The exercise> Report the number of lines that include "Slowness", with no additional text.

Entries supplied>
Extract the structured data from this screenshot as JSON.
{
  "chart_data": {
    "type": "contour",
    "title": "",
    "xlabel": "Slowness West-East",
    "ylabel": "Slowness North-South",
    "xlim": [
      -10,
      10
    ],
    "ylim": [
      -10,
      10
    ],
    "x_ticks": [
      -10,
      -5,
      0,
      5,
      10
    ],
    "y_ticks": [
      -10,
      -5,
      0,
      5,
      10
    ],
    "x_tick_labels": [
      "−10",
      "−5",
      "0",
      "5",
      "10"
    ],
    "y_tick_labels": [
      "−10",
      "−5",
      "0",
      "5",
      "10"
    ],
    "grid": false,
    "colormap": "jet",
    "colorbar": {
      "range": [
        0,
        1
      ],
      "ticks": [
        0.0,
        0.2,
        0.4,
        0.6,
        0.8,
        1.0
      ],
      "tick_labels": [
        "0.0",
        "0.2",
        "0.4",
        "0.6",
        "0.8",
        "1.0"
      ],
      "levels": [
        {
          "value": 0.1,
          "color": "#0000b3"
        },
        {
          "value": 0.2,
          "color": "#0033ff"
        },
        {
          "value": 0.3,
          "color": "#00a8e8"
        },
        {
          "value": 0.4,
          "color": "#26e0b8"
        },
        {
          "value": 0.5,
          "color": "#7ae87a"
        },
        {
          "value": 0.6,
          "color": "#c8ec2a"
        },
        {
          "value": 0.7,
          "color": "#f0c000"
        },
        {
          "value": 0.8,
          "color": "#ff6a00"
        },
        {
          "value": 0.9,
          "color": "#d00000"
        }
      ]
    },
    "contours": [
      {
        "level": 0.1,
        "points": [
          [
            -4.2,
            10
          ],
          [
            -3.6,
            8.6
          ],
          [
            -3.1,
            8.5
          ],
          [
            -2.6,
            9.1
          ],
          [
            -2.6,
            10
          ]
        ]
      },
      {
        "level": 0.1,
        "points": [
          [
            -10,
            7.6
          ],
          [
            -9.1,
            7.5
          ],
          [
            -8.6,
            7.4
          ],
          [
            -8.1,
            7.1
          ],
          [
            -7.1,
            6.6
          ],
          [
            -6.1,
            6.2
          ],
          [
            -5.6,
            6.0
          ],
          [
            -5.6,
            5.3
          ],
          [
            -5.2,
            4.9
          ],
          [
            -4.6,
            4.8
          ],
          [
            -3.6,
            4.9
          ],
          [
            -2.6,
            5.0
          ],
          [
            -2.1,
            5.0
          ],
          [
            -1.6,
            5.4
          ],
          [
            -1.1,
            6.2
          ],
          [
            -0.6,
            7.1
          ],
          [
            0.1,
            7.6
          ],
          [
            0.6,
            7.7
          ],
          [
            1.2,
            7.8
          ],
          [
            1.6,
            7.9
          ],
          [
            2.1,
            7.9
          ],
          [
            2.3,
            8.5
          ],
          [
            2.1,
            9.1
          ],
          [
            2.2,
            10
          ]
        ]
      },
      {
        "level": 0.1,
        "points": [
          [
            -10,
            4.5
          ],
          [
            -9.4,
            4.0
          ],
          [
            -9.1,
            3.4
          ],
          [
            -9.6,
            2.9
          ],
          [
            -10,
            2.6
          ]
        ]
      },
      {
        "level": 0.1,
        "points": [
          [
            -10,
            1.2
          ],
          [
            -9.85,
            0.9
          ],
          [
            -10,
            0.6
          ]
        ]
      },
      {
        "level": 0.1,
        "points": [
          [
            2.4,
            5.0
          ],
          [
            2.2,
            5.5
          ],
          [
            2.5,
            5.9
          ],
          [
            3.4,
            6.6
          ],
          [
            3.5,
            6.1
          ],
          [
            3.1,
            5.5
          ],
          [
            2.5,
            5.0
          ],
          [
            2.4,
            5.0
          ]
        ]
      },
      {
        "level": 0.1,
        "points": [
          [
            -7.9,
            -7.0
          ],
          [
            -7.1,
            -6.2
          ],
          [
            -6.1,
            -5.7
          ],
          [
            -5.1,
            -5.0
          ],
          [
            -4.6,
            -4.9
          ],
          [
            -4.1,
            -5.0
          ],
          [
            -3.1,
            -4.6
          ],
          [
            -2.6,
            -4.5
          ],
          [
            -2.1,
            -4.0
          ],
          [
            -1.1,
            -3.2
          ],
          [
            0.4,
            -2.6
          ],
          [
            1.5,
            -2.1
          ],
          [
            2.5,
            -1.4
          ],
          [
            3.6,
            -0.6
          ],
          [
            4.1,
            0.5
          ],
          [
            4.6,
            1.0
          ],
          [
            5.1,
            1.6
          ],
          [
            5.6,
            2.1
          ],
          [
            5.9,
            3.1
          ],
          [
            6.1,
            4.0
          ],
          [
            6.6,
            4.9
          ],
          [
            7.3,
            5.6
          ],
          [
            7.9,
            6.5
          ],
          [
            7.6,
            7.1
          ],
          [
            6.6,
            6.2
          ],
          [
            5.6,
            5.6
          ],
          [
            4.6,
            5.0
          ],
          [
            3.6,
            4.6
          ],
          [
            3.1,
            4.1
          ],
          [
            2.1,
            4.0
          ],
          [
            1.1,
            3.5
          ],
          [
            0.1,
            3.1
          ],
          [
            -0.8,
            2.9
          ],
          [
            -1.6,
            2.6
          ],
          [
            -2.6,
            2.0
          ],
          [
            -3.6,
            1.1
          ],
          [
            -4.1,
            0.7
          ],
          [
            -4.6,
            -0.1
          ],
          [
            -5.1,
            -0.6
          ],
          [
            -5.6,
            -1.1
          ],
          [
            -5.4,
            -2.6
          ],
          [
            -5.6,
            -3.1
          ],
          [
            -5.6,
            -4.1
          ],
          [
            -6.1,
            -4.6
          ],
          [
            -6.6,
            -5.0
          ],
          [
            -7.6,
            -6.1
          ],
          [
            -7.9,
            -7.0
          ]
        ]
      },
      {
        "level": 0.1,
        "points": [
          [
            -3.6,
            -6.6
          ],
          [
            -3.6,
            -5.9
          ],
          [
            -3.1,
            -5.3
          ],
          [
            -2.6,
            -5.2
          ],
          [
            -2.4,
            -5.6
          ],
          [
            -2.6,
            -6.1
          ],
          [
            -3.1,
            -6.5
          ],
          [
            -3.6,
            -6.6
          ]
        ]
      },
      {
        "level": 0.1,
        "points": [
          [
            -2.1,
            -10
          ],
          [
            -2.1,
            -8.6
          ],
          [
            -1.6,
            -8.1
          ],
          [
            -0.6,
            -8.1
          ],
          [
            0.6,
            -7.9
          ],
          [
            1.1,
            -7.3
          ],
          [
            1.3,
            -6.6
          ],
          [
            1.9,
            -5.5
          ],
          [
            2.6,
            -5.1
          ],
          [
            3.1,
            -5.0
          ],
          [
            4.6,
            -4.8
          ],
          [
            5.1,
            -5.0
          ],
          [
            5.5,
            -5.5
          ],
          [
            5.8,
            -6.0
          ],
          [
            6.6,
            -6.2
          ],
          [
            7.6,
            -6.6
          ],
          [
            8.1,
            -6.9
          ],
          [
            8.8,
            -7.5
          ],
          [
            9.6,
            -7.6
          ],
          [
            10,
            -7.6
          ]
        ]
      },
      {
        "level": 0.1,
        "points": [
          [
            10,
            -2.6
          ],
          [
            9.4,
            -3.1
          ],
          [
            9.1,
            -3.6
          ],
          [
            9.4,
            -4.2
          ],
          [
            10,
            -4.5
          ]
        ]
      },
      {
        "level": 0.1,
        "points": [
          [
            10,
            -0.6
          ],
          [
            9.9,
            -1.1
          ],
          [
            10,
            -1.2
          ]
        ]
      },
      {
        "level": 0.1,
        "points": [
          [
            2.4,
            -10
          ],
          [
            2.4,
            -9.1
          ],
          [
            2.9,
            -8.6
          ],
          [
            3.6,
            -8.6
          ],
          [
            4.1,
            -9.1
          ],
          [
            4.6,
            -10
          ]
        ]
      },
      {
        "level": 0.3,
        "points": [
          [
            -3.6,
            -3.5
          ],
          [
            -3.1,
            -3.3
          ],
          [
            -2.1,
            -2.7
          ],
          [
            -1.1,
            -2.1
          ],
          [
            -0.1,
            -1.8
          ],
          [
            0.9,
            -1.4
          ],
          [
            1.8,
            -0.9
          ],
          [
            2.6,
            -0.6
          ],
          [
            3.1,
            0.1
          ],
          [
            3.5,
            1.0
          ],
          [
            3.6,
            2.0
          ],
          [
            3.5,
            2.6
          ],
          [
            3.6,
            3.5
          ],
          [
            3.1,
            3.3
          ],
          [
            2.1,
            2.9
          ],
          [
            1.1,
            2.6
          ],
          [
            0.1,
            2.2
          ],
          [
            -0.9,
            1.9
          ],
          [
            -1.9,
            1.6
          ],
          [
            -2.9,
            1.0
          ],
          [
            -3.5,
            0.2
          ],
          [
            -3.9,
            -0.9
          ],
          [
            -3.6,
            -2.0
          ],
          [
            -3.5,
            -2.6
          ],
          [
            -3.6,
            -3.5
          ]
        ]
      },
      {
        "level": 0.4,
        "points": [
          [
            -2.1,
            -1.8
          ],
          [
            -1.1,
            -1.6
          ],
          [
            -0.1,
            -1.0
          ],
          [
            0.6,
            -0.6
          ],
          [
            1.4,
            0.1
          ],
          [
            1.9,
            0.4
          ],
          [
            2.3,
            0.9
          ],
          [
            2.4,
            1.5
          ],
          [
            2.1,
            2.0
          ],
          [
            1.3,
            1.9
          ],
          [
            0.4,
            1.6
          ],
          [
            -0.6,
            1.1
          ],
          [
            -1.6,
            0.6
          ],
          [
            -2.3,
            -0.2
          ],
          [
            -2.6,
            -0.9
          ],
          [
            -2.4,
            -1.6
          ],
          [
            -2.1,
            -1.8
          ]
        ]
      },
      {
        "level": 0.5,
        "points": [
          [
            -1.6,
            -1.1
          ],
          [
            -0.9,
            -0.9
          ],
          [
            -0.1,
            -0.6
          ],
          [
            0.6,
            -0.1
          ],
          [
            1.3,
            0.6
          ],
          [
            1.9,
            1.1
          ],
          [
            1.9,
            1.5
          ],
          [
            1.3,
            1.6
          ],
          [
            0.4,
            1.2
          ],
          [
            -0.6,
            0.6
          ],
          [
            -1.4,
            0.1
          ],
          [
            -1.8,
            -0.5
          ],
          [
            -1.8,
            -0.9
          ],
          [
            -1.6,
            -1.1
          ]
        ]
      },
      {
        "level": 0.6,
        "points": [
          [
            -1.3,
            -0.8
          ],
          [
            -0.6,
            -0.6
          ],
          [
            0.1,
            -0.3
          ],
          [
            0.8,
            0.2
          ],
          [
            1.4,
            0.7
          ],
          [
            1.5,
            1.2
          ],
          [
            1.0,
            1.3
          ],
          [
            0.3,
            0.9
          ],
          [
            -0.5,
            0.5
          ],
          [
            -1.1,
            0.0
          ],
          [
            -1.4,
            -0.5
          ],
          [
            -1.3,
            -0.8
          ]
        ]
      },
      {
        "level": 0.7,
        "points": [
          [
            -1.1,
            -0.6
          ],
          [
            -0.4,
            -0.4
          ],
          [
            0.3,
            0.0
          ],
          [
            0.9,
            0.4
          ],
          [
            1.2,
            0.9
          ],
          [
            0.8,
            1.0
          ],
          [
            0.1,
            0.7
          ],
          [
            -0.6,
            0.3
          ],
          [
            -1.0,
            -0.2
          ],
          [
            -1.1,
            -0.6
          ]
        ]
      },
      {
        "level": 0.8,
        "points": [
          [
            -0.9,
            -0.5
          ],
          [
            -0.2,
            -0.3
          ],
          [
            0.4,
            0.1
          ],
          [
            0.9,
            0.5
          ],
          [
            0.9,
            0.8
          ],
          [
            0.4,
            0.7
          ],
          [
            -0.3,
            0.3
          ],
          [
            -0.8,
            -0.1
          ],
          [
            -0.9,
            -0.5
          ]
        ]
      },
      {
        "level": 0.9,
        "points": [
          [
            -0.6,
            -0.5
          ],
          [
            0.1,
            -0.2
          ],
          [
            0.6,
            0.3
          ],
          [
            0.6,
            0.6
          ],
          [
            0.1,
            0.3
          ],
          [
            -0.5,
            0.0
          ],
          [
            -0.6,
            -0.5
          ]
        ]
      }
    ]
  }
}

Solution to this task> 2